◆ **RECORDS FOR THE TASK**
- - -

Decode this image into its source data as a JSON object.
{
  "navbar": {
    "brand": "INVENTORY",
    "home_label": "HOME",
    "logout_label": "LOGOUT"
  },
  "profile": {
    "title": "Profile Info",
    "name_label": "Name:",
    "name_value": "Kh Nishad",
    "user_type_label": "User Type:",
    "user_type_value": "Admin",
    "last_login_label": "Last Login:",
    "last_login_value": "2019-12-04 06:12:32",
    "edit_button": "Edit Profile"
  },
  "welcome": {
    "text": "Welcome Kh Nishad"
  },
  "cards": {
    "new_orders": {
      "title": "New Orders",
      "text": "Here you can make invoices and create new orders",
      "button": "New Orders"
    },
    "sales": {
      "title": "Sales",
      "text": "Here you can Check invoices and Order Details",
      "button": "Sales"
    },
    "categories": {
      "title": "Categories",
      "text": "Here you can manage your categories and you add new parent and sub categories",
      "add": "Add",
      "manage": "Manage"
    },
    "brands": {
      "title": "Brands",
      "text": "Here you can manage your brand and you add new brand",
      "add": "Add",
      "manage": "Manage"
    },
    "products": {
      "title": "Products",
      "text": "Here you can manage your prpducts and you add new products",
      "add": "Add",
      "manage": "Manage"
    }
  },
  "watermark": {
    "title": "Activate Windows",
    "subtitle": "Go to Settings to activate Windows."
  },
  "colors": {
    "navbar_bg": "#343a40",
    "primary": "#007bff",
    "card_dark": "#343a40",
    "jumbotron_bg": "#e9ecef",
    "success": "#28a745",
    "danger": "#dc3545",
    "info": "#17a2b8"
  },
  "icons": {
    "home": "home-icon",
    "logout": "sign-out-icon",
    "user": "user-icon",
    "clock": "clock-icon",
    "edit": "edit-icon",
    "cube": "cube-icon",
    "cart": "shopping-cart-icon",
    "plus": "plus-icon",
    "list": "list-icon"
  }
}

- - -

◆ **INSTRUCTION**
Could you transcribe the records in full, exactly?

◆ **ANSWER TO THIS PROBLEM**
Decode this image into its source data as a JSON object.
{
  "navbar": {
    "brand": "INVENTORY",
    "home_label": "HOME",
    "logout_label": "LOGOUT"
  },
  "profile": {
    "title": "Profile Info",
    "name_label": "Name:",
    "name_value": "Kh Nishad",
    "user_type_label": "User Type:",
    "user_type_value": "Admin",
    "last_login_label": "Last Login:",
    "last_login_value": "2019-12-04 06:12:32",
    "edit_button": "Edit Profile"
  },
  "welcome": {
    "text": "Welcome Kh Nishad"
  },
  "cards": {
    "new_orders": {
      "title": "New Orders",
      "text": "Here you can make invoices and create new orders",
      "button": "New Orders"
    },
    "sales": {
      "title": "Sales",
      "text": "Here you can Check invoices and Order Details",
      "button": "Sales"
    },
    "categories": {
      "title": "Categories",
      "text": "Here you can manage your categories and you add new parent and sub categories",
      "add": "Add",
      "manage": "Manage"
    },
    "brands": {
      "title": "Brands",
      "text": "Here you can manage your brand and you add new brand",
      "add": "Add",
      "manage": "Manage"
    },
    "products": {
      "title": "Products",
      "text": "Here you can manage your prpducts and you add new products",
      "add": "Add",
      "manage": "Manage"
    }
  },
  "watermark": {
    "title": "Activate Windows",
    "subtitle": "Go to Settings to activate Windows."
  },
  "colors": {
    "navbar_bg": "#343a40",
    "primary": "#007bff",
    "card_dark": "#343a40",
    "jumbotron_bg": "#e9ecef",
    "success": "#28a745",
    "danger": "#dc3545",
    "info": "#17a2b8"
  },
  "icons": {
    "home": "home-icon",
    "logout": "sign-out-icon",
    "user": "user-icon",
    "clock": "clock-icon",
    "edit": "edit-icon",
    "cube": "cube-icon",
    "cart": "shopping-cart-icon",
    "plus": "plus-icon",
    "list": "list-icon"
  }
}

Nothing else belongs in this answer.